# TASK PROMPT
Collect all lines containing the word "Position" from the data.
## Start
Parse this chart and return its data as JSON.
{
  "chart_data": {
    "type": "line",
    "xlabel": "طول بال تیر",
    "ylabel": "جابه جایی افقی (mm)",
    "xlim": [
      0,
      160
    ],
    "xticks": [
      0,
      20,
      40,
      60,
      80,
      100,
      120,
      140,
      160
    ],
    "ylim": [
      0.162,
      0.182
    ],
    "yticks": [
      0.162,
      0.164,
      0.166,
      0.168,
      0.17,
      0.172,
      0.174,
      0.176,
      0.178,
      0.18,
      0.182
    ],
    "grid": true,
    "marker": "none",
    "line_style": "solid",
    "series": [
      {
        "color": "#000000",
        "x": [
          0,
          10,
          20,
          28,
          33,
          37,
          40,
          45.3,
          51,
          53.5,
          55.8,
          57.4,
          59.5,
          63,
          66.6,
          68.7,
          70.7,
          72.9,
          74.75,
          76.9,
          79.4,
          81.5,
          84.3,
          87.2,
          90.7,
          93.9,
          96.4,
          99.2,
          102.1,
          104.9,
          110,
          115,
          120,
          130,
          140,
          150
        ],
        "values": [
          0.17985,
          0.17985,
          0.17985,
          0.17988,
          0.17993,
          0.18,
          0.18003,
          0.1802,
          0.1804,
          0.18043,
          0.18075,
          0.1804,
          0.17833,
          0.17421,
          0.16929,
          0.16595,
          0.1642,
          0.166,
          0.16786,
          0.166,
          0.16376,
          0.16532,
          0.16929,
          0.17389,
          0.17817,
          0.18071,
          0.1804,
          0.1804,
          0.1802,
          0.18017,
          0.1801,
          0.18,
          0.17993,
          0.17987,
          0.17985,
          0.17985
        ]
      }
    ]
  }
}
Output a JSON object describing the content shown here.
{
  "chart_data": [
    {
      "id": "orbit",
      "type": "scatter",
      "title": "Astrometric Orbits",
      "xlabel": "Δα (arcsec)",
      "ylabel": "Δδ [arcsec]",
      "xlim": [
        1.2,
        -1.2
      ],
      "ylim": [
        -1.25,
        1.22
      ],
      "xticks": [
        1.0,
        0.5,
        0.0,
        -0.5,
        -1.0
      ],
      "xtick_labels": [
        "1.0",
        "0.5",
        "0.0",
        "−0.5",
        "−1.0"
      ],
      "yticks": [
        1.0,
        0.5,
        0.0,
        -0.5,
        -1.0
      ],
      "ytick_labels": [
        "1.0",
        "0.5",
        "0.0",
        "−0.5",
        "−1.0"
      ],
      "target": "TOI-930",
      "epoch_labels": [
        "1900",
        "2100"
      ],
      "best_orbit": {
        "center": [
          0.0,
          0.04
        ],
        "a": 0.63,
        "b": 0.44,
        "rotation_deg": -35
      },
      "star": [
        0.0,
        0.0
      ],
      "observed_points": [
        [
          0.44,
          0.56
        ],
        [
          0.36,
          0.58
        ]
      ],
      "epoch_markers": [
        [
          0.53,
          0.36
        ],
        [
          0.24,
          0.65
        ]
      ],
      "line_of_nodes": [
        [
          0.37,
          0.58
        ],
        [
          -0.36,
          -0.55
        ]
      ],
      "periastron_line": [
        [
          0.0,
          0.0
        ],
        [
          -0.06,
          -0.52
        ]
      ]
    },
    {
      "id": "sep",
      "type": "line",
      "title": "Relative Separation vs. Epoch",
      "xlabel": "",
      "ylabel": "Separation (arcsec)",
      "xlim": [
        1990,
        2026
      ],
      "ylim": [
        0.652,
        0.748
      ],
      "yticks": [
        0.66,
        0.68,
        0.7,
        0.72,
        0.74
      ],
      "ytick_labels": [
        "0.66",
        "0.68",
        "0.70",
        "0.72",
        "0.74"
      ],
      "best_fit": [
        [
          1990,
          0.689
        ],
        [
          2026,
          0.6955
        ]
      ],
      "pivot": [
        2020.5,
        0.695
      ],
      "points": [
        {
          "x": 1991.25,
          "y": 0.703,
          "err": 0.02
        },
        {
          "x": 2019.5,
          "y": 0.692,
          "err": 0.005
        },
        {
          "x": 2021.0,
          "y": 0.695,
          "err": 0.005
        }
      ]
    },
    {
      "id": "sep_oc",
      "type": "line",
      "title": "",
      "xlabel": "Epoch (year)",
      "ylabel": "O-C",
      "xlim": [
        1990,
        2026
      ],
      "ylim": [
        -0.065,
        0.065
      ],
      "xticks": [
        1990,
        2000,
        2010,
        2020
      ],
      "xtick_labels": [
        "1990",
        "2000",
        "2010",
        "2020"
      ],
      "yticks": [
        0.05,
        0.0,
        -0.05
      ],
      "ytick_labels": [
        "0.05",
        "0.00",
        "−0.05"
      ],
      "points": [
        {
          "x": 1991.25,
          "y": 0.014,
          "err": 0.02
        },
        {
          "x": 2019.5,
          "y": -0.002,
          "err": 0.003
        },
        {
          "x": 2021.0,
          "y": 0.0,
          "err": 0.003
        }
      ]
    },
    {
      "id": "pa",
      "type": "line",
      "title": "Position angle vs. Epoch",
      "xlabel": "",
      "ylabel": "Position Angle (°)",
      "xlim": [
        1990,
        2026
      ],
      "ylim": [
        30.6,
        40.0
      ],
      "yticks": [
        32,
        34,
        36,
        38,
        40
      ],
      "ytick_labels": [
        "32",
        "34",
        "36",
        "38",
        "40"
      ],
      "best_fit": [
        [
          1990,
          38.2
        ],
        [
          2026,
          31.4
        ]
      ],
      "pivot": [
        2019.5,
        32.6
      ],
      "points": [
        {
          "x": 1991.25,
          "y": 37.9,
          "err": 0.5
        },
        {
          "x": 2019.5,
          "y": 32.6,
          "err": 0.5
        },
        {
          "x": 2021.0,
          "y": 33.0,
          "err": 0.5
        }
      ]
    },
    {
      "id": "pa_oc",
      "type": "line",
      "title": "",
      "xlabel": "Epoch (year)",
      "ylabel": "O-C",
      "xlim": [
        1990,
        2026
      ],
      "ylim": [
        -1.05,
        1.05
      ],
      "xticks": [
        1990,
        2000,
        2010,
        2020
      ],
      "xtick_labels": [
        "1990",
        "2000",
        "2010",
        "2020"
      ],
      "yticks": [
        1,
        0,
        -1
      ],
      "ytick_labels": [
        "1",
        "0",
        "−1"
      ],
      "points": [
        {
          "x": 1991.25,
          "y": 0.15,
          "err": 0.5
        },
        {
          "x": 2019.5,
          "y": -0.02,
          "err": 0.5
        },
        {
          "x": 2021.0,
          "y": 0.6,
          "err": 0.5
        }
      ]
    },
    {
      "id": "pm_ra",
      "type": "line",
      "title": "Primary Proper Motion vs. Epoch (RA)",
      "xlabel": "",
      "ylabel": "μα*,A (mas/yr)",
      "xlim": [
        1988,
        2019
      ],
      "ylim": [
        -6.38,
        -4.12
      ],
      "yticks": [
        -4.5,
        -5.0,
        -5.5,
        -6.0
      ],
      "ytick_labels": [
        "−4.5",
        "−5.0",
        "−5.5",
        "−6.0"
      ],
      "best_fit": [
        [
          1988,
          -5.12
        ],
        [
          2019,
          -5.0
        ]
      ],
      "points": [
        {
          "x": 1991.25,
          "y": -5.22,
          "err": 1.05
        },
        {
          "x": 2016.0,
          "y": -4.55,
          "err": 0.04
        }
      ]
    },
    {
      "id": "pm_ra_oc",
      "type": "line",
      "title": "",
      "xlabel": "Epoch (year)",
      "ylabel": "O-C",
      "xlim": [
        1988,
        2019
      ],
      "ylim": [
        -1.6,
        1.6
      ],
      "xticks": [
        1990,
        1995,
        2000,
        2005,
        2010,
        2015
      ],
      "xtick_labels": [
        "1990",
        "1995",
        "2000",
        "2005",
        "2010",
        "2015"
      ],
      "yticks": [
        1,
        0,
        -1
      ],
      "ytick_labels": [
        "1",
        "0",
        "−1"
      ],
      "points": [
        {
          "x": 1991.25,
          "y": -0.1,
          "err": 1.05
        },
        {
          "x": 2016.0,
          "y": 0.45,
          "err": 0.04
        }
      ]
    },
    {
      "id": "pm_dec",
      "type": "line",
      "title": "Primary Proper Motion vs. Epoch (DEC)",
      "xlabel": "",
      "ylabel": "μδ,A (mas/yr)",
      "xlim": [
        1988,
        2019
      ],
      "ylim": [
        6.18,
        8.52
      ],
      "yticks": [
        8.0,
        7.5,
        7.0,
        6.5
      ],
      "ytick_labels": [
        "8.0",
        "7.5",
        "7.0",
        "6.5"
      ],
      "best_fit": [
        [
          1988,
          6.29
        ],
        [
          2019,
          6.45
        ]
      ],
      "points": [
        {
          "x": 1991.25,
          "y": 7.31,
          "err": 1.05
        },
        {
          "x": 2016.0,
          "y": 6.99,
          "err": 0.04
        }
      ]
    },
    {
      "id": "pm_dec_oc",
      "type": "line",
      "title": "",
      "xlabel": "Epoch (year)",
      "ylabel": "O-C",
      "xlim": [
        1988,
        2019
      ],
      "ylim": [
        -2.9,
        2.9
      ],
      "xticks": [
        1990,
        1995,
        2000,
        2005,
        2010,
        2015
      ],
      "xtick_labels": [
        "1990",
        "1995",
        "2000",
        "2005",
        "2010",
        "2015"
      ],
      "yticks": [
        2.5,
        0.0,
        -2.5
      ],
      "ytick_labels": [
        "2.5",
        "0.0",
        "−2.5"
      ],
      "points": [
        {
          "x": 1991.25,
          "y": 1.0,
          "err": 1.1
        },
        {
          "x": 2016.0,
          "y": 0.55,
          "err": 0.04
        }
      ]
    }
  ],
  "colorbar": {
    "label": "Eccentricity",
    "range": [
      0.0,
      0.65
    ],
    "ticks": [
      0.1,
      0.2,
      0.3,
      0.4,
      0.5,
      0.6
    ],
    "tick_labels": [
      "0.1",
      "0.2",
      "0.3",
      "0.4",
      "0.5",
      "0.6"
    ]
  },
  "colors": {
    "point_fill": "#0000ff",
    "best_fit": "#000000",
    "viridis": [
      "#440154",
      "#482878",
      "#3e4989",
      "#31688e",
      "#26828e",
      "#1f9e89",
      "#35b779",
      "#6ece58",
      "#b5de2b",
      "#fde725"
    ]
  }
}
## End
# OUTPUT FOR THIS EXERCISE
      "title": "Position angle vs. Epoch",
      "ylabel": "Position Angle (°)",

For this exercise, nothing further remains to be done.